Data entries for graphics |
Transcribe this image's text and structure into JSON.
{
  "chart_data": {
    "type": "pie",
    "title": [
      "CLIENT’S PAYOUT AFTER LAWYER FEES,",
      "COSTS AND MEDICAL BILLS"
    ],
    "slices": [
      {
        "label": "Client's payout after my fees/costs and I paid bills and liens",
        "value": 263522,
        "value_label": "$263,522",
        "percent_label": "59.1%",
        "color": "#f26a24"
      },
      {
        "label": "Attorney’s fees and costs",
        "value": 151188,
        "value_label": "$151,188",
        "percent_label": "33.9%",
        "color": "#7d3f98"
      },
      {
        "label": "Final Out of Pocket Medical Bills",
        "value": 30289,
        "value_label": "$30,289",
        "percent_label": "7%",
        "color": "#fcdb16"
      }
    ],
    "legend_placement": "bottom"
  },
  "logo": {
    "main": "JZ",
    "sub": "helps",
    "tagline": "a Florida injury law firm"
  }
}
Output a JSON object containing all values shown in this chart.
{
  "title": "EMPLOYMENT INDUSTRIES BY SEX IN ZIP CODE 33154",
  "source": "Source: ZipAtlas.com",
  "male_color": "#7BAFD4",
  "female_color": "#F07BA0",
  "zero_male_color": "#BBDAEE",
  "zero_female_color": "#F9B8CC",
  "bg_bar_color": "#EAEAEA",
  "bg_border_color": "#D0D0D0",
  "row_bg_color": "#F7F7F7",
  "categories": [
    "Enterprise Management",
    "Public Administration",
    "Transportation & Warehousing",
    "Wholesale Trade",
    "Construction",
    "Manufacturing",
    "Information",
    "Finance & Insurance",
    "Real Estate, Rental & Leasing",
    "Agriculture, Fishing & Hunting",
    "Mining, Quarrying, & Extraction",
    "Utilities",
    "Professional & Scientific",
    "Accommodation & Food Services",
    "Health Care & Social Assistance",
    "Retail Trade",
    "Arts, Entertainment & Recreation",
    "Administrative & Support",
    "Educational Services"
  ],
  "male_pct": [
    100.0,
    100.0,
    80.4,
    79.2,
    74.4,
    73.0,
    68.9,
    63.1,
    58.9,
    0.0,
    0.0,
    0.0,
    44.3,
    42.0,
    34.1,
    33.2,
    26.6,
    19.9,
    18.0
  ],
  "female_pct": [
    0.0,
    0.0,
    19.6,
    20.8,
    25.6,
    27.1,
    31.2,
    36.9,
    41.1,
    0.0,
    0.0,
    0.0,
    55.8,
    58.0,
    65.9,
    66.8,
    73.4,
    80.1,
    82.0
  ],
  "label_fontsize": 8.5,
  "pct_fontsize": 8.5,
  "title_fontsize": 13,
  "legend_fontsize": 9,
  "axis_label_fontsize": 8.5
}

REQUIRED TASK | Your task is to repeat the data exactly, with nothing left out.

THE RESPONSE |
Transcribe this image's text and structure into JSON.
{
  "chart_data": {
    "type": "pie",
    "title": [
      "CLIENT’S PAYOUT AFTER LAWYER FEES,",
      "COSTS AND MEDICAL BILLS"
    ],
    "slices": [
      {
        "label": "Client's payout after my fees/costs and I paid bills and liens",
        "value": 263522,
        "value_label": "$263,522",
        "percent_label": "59.1%",
        "color": "#f26a24"
      },
      {
        "label": "Attorney’s fees and costs",
        "value": 151188,
        "value_label": "$151,188",
        "percent_label": "33.9%",
        "color": "#7d3f98"
      },
      {
        "label": "Final Out of Pocket Medical Bills",
        "value": 30289,
        "value_label": "$30,289",
        "percent_label": "7%",
        "color": "#fcdb16"
      }
    ],
    "legend_placement": "bottom"
  },
  "logo": {
    "main": "JZ",
    "sub": "helps",
    "tagline": "a Florida injury law firm"
  }
}
Output a JSON object containing all values shown in this chart.
{
  "title": "EMPLOYMENT INDUSTRIES BY SEX IN ZIP CODE 33154",
  "source": "Source: ZipAtlas.com",
  "male_color": "#7BAFD4",
  "female_color": "#F07BA0",
  "zero_male_color": "#BBDAEE",
  "zero_female_color": "#F9B8CC",
  "bg_bar_color": "#EAEAEA",
  "bg_border_color": "#D0D0D0",
  "row_bg_color": "#F7F7F7",
  "categories": [
    "Enterprise Management",
    "Public Administration",
    "Transportation & Warehousing",
    "Wholesale Trade",
    "Construction",
    "Manufacturing",
    "Information",
    "Finance & Insurance",
    "Real Estate, Rental & Leasing",
    "Agriculture, Fishing & Hunting",
    "Mining, Quarrying, & Extraction",
    "Utilities",
    "Professional & Scientific",
    "Accommodation & Food Services",
    "Health Care & Social Assistance",
    "Retail Trade",
    "Arts, Entertainment & Recreation",
    "Administrative & Support",
    "Educational Services"
  ],
  "male_pct": [
    100.0,
    100.0,
    80.4,
    79.2,
    74.4,
    73.0,
    68.9,
    63.1,
    58.9,
    0.0,
    0.0,
    0.0,
    44.3,
    42.0,
    34.1,
    33.2,
    26.6,
    19.9,
    18.0
  ],
  "female_pct": [
    0.0,
    0.0,
    19.6,
    20.8,
    25.6,
    27.1,
    31.2,
    36.9,
    41.1,
    0.0,
    0.0,
    0.0,
    55.8,
    58.0,
    65.9,
    66.8,
    73.4,
    80.1,
    82.0
  ],
  "label_fontsize": 8.5,
  "pct_fontsize": 8.5,
  "title_fontsize": 13,
  "legend_fontsize": 9,
  "axis_label_fontsize": 8.5
}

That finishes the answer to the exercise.